(Items from a dataset)

* * * * * * *

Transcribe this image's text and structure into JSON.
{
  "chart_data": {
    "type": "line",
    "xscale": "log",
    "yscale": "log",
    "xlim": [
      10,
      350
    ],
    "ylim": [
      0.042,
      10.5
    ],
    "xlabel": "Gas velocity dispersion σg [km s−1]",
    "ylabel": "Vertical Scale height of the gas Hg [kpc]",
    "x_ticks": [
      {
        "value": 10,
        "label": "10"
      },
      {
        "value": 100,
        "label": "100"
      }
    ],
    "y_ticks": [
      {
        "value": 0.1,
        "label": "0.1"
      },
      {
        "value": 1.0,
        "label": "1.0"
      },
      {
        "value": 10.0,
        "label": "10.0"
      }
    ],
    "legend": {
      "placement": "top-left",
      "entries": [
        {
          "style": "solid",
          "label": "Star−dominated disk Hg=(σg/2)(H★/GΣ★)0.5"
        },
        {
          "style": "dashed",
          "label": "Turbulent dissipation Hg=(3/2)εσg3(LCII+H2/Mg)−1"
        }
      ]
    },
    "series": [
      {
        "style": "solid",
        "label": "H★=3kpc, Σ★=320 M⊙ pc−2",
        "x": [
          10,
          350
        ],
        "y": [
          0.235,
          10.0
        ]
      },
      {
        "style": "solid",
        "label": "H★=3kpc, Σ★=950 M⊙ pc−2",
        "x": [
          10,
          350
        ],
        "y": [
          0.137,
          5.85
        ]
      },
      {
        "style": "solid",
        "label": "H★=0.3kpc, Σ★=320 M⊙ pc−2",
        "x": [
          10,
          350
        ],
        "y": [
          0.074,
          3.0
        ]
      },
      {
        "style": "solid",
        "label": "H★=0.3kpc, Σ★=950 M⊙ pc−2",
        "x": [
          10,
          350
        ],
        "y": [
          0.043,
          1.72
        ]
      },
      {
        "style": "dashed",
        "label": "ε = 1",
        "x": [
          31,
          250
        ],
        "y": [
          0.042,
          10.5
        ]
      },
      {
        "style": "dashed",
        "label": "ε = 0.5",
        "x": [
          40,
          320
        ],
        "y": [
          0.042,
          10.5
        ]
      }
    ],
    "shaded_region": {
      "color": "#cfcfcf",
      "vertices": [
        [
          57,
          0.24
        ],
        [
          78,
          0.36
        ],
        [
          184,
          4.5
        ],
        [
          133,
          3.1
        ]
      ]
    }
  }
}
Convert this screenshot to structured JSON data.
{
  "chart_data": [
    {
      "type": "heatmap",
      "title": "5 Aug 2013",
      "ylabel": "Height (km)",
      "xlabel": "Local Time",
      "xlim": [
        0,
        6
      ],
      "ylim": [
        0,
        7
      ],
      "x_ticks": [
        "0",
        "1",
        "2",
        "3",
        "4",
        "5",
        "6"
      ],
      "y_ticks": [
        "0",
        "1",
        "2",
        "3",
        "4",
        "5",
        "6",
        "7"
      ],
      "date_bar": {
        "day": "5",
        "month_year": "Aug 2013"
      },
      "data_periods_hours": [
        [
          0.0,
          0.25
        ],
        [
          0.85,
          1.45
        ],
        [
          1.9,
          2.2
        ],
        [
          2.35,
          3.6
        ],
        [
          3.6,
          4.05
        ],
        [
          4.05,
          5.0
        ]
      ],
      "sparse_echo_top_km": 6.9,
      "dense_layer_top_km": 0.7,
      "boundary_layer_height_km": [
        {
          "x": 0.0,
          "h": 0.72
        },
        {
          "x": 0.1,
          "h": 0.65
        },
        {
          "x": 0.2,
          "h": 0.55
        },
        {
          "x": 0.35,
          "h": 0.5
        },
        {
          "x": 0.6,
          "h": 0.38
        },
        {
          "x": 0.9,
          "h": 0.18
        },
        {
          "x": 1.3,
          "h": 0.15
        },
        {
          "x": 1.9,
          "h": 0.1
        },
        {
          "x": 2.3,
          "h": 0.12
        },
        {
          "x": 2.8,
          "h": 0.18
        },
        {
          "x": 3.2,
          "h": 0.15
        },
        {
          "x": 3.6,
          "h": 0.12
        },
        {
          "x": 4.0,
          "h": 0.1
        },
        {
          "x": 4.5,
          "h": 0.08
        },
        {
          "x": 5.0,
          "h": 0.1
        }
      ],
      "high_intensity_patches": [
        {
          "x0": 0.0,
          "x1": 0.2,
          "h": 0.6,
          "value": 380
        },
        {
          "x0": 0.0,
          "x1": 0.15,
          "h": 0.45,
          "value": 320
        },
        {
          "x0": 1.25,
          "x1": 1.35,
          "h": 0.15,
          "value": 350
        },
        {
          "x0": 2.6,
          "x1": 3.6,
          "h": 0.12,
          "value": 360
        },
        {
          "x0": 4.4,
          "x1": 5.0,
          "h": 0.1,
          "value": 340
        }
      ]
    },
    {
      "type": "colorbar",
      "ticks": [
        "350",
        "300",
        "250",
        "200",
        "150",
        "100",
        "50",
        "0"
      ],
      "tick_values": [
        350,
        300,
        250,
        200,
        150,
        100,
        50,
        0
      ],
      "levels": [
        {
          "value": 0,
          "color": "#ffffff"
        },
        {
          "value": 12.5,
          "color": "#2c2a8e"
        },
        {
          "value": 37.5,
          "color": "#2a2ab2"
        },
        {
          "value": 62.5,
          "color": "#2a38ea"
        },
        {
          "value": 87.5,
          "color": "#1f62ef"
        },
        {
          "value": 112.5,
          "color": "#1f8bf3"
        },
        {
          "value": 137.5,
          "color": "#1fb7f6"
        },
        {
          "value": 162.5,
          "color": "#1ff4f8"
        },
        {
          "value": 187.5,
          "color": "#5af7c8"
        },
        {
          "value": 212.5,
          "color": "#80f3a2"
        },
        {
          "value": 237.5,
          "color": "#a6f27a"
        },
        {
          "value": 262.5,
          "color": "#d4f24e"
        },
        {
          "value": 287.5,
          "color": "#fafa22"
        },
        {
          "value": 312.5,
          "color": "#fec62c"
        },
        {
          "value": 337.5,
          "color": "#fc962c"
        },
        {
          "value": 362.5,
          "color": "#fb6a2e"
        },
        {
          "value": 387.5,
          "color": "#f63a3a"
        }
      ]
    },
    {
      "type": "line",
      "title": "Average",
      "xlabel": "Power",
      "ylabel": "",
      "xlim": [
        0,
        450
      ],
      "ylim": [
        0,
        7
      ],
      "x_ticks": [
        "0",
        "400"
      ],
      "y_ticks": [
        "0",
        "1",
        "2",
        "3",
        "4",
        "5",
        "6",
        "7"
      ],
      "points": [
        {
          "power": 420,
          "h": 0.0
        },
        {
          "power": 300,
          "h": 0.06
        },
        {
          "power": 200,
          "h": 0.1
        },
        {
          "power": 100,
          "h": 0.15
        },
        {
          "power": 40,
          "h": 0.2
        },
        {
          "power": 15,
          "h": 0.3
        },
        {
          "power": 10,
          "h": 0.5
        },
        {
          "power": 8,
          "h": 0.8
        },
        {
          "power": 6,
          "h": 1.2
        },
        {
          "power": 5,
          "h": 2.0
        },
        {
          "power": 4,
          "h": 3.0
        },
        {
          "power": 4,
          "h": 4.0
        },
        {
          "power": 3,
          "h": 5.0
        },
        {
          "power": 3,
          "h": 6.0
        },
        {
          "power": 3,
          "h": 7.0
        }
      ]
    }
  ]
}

* * * * * * *

WHAT THE TASK REQUIRES: Return the whole listing exactly, with every line included.

SOLUTION:
Transcribe this image's text and structure into JSON.
{
  "chart_data": {
    "type": "line",
    "xscale": "log",
    "yscale": "log",
    "xlim": [
      10,
      350
    ],
    "ylim": [
      0.042,
      10.5
    ],
    "xlabel": "Gas velocity dispersion σg [km s−1]",
    "ylabel": "Vertical Scale height of the gas Hg [kpc]",
    "x_ticks": [
      {
        "value": 10,
        "label": "10"
      },
      {
        "value": 100,
        "label": "100"
      }
    ],
    "y_ticks": [
      {
        "value": 0.1,
        "label": "0.1"
      },
      {
        "value": 1.0,
        "label": "1.0"
      },
      {
        "value": 10.0,
        "label": "10.0"
      }
    ],
    "legend": {
      "placement": "top-left",
      "entries": [
        {
          "style": "solid",
          "label": "Star−dominated disk Hg=(σg/2)(H★/GΣ★)0.5"
        },
        {
          "style": "dashed",
          "label": "Turbulent dissipation Hg=(3/2)εσg3(LCII+H2/Mg)−1"
        }
      ]
    },
    "series": [
      {
        "style": "solid",
        "label": "H★=3kpc, Σ★=320 M⊙ pc−2",
        "x": [
          10,
          350
        ],
        "y": [
          0.235,
          10.0
        ]
      },
      {
        "style": "solid",
        "label": "H★=3kpc, Σ★=950 M⊙ pc−2",
        "x": [
          10,
          350
        ],
        "y": [
          0.137,
          5.85
        ]
      },
      {
        "style": "solid",
        "label": "H★=0.3kpc, Σ★=320 M⊙ pc−2",
        "x": [
          10,
          350
        ],
        "y": [
          0.074,
          3.0
        ]
      },
      {
        "style": "solid",
        "label": "H★=0.3kpc, Σ★=950 M⊙ pc−2",
        "x": [
          10,
          350
        ],
        "y": [
          0.043,
          1.72
        ]
      },
      {
        "style": "dashed",
        "label": "ε = 1",
        "x": [
          31,
          250
        ],
        "y": [
          0.042,
          10.5
        ]
      },
      {
        "style": "dashed",
        "label": "ε = 0.5",
        "x": [
          40,
          320
        ],
        "y": [
          0.042,
          10.5
        ]
      }
    ],
    "shaded_region": {
      "color": "#cfcfcf",
      "vertices": [
        [
          57,
          0.24
        ],
        [
          78,
          0.36
        ],
        [
          184,
          4.5
        ],
        [
          133,
          3.1
        ]
      ]
    }
  }
}
Convert this screenshot to structured JSON data.
{
  "chart_data": [
    {
      "type": "heatmap",
      "title": "5 Aug 2013",
      "ylabel": "Height (km)",
      "xlabel": "Local Time",
      "xlim": [
        0,
        6
      ],
      "ylim": [
        0,
        7
      ],
      "x_ticks": [
        "0",
        "1",
        "2",
        "3",
        "4",
        "5",
        "6"
      ],
      "y_ticks": [
        "0",
        "1",
        "2",
        "3",
        "4",
        "5",
        "6",
        "7"
      ],
      "date_bar": {
        "day": "5",
        "month_year": "Aug 2013"
      },
      "data_periods_hours": [
        [
          0.0,
          0.25
        ],
        [
          0.85,
          1.45
        ],
        [
          1.9,
          2.2
        ],
        [
          2.35,
          3.6
        ],
        [
          3.6,
          4.05
        ],
        [
          4.05,
          5.0
        ]
      ],
      "sparse_echo_top_km": 6.9,
      "dense_layer_top_km": 0.7,
      "boundary_layer_height_km": [
        {
          "x": 0.0,
          "h": 0.72
        },
        {
          "x": 0.1,
          "h": 0.65
        },
        {
          "x": 0.2,
          "h": 0.55
        },
        {
          "x": 0.35,
          "h": 0.5
        },
        {
          "x": 0.6,
          "h": 0.38
        },
        {
          "x": 0.9,
          "h": 0.18
        },
        {
          "x": 1.3,
          "h": 0.15
        },
        {
          "x": 1.9,
          "h": 0.1
        },
        {
          "x": 2.3,
          "h": 0.12
        },
        {
          "x": 2.8,
          "h": 0.18
        },
        {
          "x": 3.2,
          "h": 0.15
        },
        {
          "x": 3.6,
          "h": 0.12
        },
        {
          "x": 4.0,
          "h": 0.1
        },
        {
          "x": 4.5,
          "h": 0.08
        },
        {
          "x": 5.0,
          "h": 0.1
        }
      ],
      "high_intensity_patches": [
        {
          "x0": 0.0,
          "x1": 0.2,
          "h": 0.6,
          "value": 380
        },
        {
          "x0": 0.0,
          "x1": 0.15,
          "h": 0.45,
          "value": 320
        },
        {
          "x0": 1.25,
          "x1": 1.35,
          "h": 0.15,
          "value": 350
        },
        {
          "x0": 2.6,
          "x1": 3.6,
          "h": 0.12,
          "value": 360
        },
        {
          "x0": 4.4,
          "x1": 5.0,
          "h": 0.1,
          "value": 340
        }
      ]
    },
    {
      "type": "colorbar",
      "ticks": [
        "350",
        "300",
        "250",
        "200",
        "150",
        "100",
        "50",
        "0"
      ],
      "tick_values": [
        350,
        300,
        250,
        200,
        150,
        100,
        50,
        0
      ],
      "levels": [
        {
          "value": 0,
          "color": "#ffffff"
        },
        {
          "value": 12.5,
          "color": "#2c2a8e"
        },
        {
          "value": 37.5,
          "color": "#2a2ab2"
        },
        {
          "value": 62.5,
          "color": "#2a38ea"
        },
        {
          "value": 87.5,
          "color": "#1f62ef"
        },
        {
          "value": 112.5,
          "color": "#1f8bf3"
        },
        {
          "value": 137.5,
          "color": "#1fb7f6"
        },
        {
          "value": 162.5,
          "color": "#1ff4f8"
        },
        {
          "value": 187.5,
          "color": "#5af7c8"
        },
        {
          "value": 212.5,
          "color": "#80f3a2"
        },
        {
          "value": 237.5,
          "color": "#a6f27a"
        },
        {
          "value": 262.5,
          "color": "#d4f24e"
        },
        {
          "value": 287.5,
          "color": "#fafa22"
        },
        {
          "value": 312.5,
          "color": "#fec62c"
        },
        {
          "value": 337.5,
          "color": "#fc962c"
        },
        {
          "value": 362.5,
          "color": "#fb6a2e"
        },
        {
          "value": 387.5,
          "color": "#f63a3a"
        }
      ]
    },
    {
      "type": "line",
      "title": "Average",
      "xlabel": "Power",
      "ylabel": "",
      "xlim": [
        0,
        450
      ],
      "ylim": [
        0,
        7
      ],
      "x_ticks": [
        "0",
        "400"
      ],
      "y_ticks": [
        "0",
        "1",
        "2",
        "3",
        "4",
        "5",
        "6",
        "7"
      ],
      "points": [
        {
          "power": 420,
          "h": 0.0
        },
        {
          "power": 300,
          "h": 0.06
        },
        {
          "power": 200,
          "h": 0.1
        },
        {
          "power": 100,
          "h": 0.15
        },
        {
          "power": 40,
          "h": 0.2
        },
        {
          "power": 15,
          "h": 0.3
        },
        {
          "power": 10,
          "h": 0.5
        },
        {
          "power": 8,
          "h": 0.8
        },
        {
          "power": 6,
          "h": 1.2
        },
        {
          "power": 5,
          "h": 2.0
        },
        {
          "power": 4,
          "h": 3.0
        },
        {
          "power": 4,
          "h": 4.0
        },
        {
          "power": 3,
          "h": 5.0
        },
        {
          "power": 3,
          "h": 6.0
        },
        {
          "power": 3,
          "h": 7.0
        }
      ]
    }
  ]
}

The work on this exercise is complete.